▶ **GIVEN INSTRUCTION**: Convert every line of the records below into a numbered list, leaving out any blank lines.

────────────────

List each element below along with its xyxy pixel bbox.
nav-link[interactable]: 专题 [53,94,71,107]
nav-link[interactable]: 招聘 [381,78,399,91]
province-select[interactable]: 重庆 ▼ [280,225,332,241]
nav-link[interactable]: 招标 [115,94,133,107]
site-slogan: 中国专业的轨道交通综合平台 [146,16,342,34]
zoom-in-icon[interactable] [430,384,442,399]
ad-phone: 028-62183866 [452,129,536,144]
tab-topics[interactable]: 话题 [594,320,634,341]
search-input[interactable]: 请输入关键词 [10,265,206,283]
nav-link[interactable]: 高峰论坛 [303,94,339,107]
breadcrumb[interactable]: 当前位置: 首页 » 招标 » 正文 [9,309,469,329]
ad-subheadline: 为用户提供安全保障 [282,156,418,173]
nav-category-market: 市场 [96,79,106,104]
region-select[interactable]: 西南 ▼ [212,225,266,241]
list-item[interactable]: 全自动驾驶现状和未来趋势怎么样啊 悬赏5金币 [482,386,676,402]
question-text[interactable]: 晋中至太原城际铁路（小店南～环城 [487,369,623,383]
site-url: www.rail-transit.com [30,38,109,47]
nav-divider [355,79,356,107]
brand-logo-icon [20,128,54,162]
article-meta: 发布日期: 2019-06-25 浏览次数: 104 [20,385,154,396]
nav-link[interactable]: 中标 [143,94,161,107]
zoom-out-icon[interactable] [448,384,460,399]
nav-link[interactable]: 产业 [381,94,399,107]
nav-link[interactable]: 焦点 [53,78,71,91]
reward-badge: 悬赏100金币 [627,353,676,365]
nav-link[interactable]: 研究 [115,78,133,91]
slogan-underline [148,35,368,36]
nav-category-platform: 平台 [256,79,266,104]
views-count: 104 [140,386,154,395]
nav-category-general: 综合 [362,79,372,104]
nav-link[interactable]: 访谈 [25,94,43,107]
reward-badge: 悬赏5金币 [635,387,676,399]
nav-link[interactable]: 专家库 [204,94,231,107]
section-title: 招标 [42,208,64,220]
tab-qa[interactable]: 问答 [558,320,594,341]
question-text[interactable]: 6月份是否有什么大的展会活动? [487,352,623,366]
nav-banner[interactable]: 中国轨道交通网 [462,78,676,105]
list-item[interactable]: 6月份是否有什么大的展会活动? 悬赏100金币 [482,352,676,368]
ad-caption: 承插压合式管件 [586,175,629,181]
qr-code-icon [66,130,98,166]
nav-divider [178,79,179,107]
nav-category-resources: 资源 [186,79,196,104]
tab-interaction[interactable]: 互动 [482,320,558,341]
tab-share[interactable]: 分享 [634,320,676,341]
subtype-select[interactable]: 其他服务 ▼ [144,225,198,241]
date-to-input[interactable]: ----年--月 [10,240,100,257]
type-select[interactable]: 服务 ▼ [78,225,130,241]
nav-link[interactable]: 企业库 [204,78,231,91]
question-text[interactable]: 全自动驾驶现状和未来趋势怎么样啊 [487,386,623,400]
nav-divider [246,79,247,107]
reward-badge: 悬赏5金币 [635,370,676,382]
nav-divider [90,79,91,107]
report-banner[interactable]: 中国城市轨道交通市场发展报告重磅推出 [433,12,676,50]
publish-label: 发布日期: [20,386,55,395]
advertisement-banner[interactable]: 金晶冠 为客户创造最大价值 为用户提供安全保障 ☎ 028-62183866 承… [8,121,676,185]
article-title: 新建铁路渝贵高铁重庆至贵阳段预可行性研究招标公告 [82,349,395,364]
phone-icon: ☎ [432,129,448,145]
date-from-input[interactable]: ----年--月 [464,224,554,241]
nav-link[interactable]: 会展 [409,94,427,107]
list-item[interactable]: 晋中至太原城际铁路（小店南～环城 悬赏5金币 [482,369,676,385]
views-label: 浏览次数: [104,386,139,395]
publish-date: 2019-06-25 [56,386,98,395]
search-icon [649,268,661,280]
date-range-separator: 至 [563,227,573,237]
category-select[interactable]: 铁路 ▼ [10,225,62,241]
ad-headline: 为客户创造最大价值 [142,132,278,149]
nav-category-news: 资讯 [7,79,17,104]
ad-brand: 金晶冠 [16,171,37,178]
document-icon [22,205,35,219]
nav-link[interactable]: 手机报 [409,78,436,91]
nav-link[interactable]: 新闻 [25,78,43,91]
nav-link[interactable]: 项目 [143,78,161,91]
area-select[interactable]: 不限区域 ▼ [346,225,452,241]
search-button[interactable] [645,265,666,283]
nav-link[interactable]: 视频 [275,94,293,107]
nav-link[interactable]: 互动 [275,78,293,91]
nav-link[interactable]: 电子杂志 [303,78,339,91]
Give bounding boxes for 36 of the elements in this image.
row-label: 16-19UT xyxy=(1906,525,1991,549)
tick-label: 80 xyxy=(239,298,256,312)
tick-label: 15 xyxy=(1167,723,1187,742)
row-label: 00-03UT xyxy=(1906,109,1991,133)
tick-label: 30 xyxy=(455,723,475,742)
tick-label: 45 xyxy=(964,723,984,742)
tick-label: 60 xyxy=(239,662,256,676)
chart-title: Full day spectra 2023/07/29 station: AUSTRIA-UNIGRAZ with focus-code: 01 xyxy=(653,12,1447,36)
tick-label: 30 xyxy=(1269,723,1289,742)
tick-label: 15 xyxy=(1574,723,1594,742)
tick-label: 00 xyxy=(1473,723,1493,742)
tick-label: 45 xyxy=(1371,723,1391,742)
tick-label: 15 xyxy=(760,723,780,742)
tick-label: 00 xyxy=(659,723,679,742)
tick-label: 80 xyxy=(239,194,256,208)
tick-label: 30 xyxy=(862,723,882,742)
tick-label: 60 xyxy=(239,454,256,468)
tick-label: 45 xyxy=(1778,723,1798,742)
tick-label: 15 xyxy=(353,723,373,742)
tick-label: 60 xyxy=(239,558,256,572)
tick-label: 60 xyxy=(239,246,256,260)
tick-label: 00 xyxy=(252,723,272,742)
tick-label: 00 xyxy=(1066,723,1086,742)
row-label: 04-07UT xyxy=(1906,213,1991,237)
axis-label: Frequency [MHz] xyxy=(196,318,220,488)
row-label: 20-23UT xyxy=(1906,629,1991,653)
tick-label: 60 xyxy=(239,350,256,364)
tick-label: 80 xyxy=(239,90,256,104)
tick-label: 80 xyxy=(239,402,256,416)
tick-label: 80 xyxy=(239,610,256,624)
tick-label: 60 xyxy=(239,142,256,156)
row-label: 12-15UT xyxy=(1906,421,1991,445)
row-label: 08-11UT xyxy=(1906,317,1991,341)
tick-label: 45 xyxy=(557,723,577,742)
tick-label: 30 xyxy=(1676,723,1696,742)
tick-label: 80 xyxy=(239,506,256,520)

────────────────

▶ **EXERCISE SOLUTION**:
1. List each element below along with its xyxy pixel bbox.
2. nav-link[interactable]: 专题 [53,94,71,107]
3. nav-link[interactable]: 招聘 [381,78,399,91]
4. province-select[interactable]: 重庆 ▼ [280,225,332,241]
5. nav-link[interactable]: 招标 [115,94,133,107]
6. site-slogan: 中国专业的轨道交通综合平台 [146,16,342,34]
7. zoom-in-icon[interactable] [430,384,442,399]
8. ad-phone: 028-62183866 [452,129,536,144]
9. tab-topics[interactable]: 话题 [594,320,634,341]
10. search-input[interactable]: 请输入关键词 [10,265,206,283]
11. nav-link[interactable]: 高峰论坛 [303,94,339,107]
12. breadcrumb[interactable]: 当前位置: 首页 » 招标 » 正文 [9,309,469,329]
13. ad-subheadline: 为用户提供安全保障 [282,156,418,173]
14. nav-category-market: 市场 [96,79,106,104]
15. region-select[interactable]: 西南 ▼ [212,225,266,241]
16. list-item[interactable]: 全自动驾驶现状和未来趋势怎么样啊 悬赏5金币 [482,386,676,402]
17. question-text[interactable]: 晋中至太原城际铁路（小店南～环城 [487,369,623,383]
18. site-url: www.rail-transit.com [30,38,109,47]
19. nav-divider [355,79,356,107]
20. brand-logo-icon [20,128,54,162]
21. article-meta: 发布日期: 2019-06-25 浏览次数: 104 [20,385,154,396]
22. nav-link[interactable]: 中标 [143,94,161,107]
23. zoom-out-icon[interactable] [448,384,460,399]
24. nav-link[interactable]: 产业 [381,94,399,107]
25. nav-link[interactable]: 焦点 [53,78,71,91]
26. reward-badge: 悬赏100金币 [627,353,676,365]
27. nav-link[interactable]: 研究 [115,78,133,91]
28. slogan-underline [148,35,368,36]
29. nav-category-platform: 平台 [256,79,266,104]
30. views-count: 104 [140,386,154,395]
31. nav-category-general: 综合 [362,79,372,104]
32. nav-link[interactable]: 访谈 [25,94,43,107]
33. reward-badge: 悬赏5金币 [635,387,676,399]
34. nav-link[interactable]: 专家库 [204,94,231,107]
35. section-title: 招标 [42,208,64,220]
36. tab-qa[interactable]: 问答 [558,320,594,341]
37. question-text[interactable]: 6月份是否有什么大的展会活动? [487,352,623,366]
38. nav-banner[interactable]: 中国轨道交通网 [462,78,676,105]
39. list-item[interactable]: 6月份是否有什么大的展会活动? 悬赏100金币 [482,352,676,368]
40. ad-caption: 承插压合式管件 [586,175,629,181]
41. qr-code-icon [66,130,98,166]
42. nav-divider [178,79,179,107]
43. nav-category-resources: 资源 [186,79,196,104]
44. tab-interaction[interactable]: 互动 [482,320,558,341]
45. tab-share[interactable]: 分享 [634,320,676,341]
46. subtype-select[interactable]: 其他服务 ▼ [144,225,198,241]
47. date-to-input[interactable]: ----年--月 [10,240,100,257]
48. type-select[interactable]: 服务 ▼ [78,225,130,241]
49. nav-link[interactable]: 企业库 [204,78,231,91]
50. question-text[interactable]: 全自动驾驶现状和未来趋势怎么样啊 [487,386,623,400]
51. nav-divider [246,79,247,107]
52. reward-badge: 悬赏5金币 [635,370,676,382]
53. nav-divider [90,79,91,107]
54. report-banner[interactable]: 中国城市轨道交通市场发展报告重磅推出 [433,12,676,50]
55. publish-label: 发布日期: [20,386,55,395]
56. advertisement-banner[interactable]: 金晶冠 为客户创造最大价值 为用户提供安全保障 ☎ 028-62183866 承… [8,121,676,185]
57. article-title: 新建铁路渝贵高铁重庆至贵阳段预可行性研究招标公告 [82,349,395,364]
58. phone-icon: ☎ [432,129,448,145]
59. date-from-input[interactable]: ----年--月 [464,224,554,241]
60. nav-link[interactable]: 会展 [409,94,427,107]
61. list-item[interactable]: 晋中至太原城际铁路（小店南～环城 悬赏5金币 [482,369,676,385]
62. views-label: 浏览次数: [104,386,139,395]
63. publish-date: 2019-06-25 [56,386,98,395]
64. search-icon [649,268,661,280]
65. date-range-separator: 至 [563,227,573,237]
66. category-select[interactable]: 铁路 ▼ [10,225,62,241]
67. ad-headline: 为客户创造最大价值 [142,132,278,149]
68. nav-category-news: 资讯 [7,79,17,104]
69. ad-brand: 金晶冠 [16,171,37,178]
70. document-icon [22,205,35,219]
71. nav-link[interactable]: 手机报 [409,78,436,91]
72. nav-link[interactable]: 新闻 [25,78,43,91]
73. nav-link[interactable]: 项目 [143,78,161,91]
74. area-select[interactable]: 不限区域 ▼ [346,225,452,241]
75. search-button[interactable] [645,265,666,283]
76. nav-link[interactable]: 视频 [275,94,293,107]
77. nav-link[interactable]: 互动 [275,78,293,91]
78. nav-link[interactable]: 电子杂志 [303,78,339,91]
79. Give bounding boxes for 36 of the elements in this image.
80. row-label: 16-19UT xyxy=(1906,525,1991,549)
81. tick-label: 80 xyxy=(239,298,256,312)
82. tick-label: 15 xyxy=(1167,723,1187,742)
83. row-label: 00-03UT xyxy=(1906,109,1991,133)
84. tick-label: 30 xyxy=(455,723,475,742)
85. tick-label: 45 xyxy=(964,723,984,742)
86. tick-label: 60 xyxy=(239,662,256,676)
87. chart-title: Full day spectra 2023/07/29 station: AUSTRIA-UNIGRAZ with focus-code: 01 xyxy=(653,12,1447,36)
88. tick-label: 30 xyxy=(1269,723,1289,742)
89. tick-label: 15 xyxy=(1574,723,1594,742)
90. tick-label: 00 xyxy=(1473,723,1493,742)
91. tick-label: 45 xyxy=(1371,723,1391,742)
92. tick-label: 15 xyxy=(760,723,780,742)
93. tick-label: 00 xyxy=(659,723,679,742)
94. tick-label: 80 xyxy=(239,194,256,208)
95. tick-label: 30 xyxy=(862,723,882,742)
96. tick-label: 60 xyxy=(239,454,256,468)
97. tick-label: 45 xyxy=(1778,723,1798,742)
98. tick-label: 15 xyxy=(353,723,373,742)
99. tick-label: 60 xyxy=(239,558,256,572)
100. tick-label: 60 xyxy=(239,246,256,260)
101. tick-label: 00 xyxy=(252,723,272,742)
102. tick-label: 00 xyxy=(1066,723,1086,742)
103. row-label: 04-07UT xyxy=(1906,213,1991,237)
104. axis-label: Frequency [MHz] xyxy=(196,318,220,488)
105. row-label: 20-23UT xyxy=(1906,629,1991,653)
106. tick-label: 60 xyxy=(239,350,256,364)
107. tick-label: 80 xyxy=(239,90,256,104)
108. tick-label: 80 xyxy=(239,402,256,416)
109. tick-label: 80 xyxy=(239,610,256,624)
110. tick-label: 60 xyxy=(239,142,256,156)
111. row-label: 12-15UT xyxy=(1906,421,1991,445)
112. row-label: 08-11UT xyxy=(1906,317,1991,341)
113. tick-label: 45 xyxy=(557,723,577,742)
114. tick-label: 30 xyxy=(1676,723,1696,742)
115. tick-label: 80 xyxy=(239,506,256,520)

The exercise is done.